Records from a data collection
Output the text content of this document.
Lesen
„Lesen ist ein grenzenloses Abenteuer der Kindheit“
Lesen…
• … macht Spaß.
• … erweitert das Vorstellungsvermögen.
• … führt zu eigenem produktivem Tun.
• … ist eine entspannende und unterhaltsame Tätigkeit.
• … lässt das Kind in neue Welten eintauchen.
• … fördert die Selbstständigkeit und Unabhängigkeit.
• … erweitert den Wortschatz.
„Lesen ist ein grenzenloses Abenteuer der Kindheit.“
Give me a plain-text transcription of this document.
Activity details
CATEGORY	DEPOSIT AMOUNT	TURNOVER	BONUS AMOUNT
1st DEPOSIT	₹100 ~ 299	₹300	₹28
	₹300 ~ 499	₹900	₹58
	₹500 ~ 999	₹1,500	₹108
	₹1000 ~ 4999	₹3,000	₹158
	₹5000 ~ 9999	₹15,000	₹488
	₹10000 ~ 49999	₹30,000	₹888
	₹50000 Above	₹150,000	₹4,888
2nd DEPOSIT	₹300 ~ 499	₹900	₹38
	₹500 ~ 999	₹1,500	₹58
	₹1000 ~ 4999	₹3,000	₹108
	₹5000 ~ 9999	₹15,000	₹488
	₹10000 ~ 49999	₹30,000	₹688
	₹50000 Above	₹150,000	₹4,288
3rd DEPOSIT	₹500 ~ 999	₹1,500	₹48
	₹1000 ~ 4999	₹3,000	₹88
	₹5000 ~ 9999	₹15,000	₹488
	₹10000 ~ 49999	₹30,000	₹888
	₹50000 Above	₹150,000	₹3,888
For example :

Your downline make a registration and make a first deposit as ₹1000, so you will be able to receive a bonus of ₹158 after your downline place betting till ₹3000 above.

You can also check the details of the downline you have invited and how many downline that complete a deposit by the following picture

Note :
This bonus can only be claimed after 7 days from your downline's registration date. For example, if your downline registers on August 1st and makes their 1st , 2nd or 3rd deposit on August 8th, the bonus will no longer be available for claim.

** PROMPT **
Write out every line exactly as it stands.

** FINAL ANSWER **
Output the text content of this document.
Lesen
„Lesen ist ein grenzenloses Abenteuer der Kindheit“
Lesen…
• … macht Spaß.
• … erweitert das Vorstellungsvermögen.
• … führt zu eigenem produktivem Tun.
• … ist eine entspannende und unterhaltsame Tätigkeit.
• … lässt das Kind in neue Welten eintauchen.
• … fördert die Selbstständigkeit und Unabhängigkeit.
• … erweitert den Wortschatz.
„Lesen ist ein grenzenloses Abenteuer der Kindheit.“
Give me a plain-text transcription of this document.
Activity details
CATEGORY	DEPOSIT AMOUNT	TURNOVER	BONUS AMOUNT
1st DEPOSIT	₹100 ~ 299	₹300	₹28
	₹300 ~ 499	₹900	₹58
	₹500 ~ 999	₹1,500	₹108
	₹1000 ~ 4999	₹3,000	₹158
	₹5000 ~ 9999	₹15,000	₹488
	₹10000 ~ 49999	₹30,000	₹888
	₹50000 Above	₹150,000	₹4,888
2nd DEPOSIT	₹300 ~ 499	₹900	₹38
	₹500 ~ 999	₹1,500	₹58
	₹1000 ~ 4999	₹3,000	₹108
	₹5000 ~ 9999	₹15,000	₹488
	₹10000 ~ 49999	₹30,000	₹688
	₹50000 Above	₹150,000	₹4,288
3rd DEPOSIT	₹500 ~ 999	₹1,500	₹48
	₹1000 ~ 4999	₹3,000	₹88
	₹5000 ~ 9999	₹15,000	₹488
	₹10000 ~ 49999	₹30,000	₹888
	₹50000 Above	₹150,000	₹3,888
For example :

Your downline make a registration and make a first deposit as ₹1000, so you will be able to receive a bonus of ₹158 after your downline place betting till ₹3000 above.

You can also check the details of the downline you have invited and how many downline that complete a deposit by the following picture

Note :
This bonus can only be claimed after 7 days from your downline's registration date. For example, if your downline registers on August 1st and makes their 1st , 2nd or 3rd deposit on August 8th, the bonus will no longer be available for claim.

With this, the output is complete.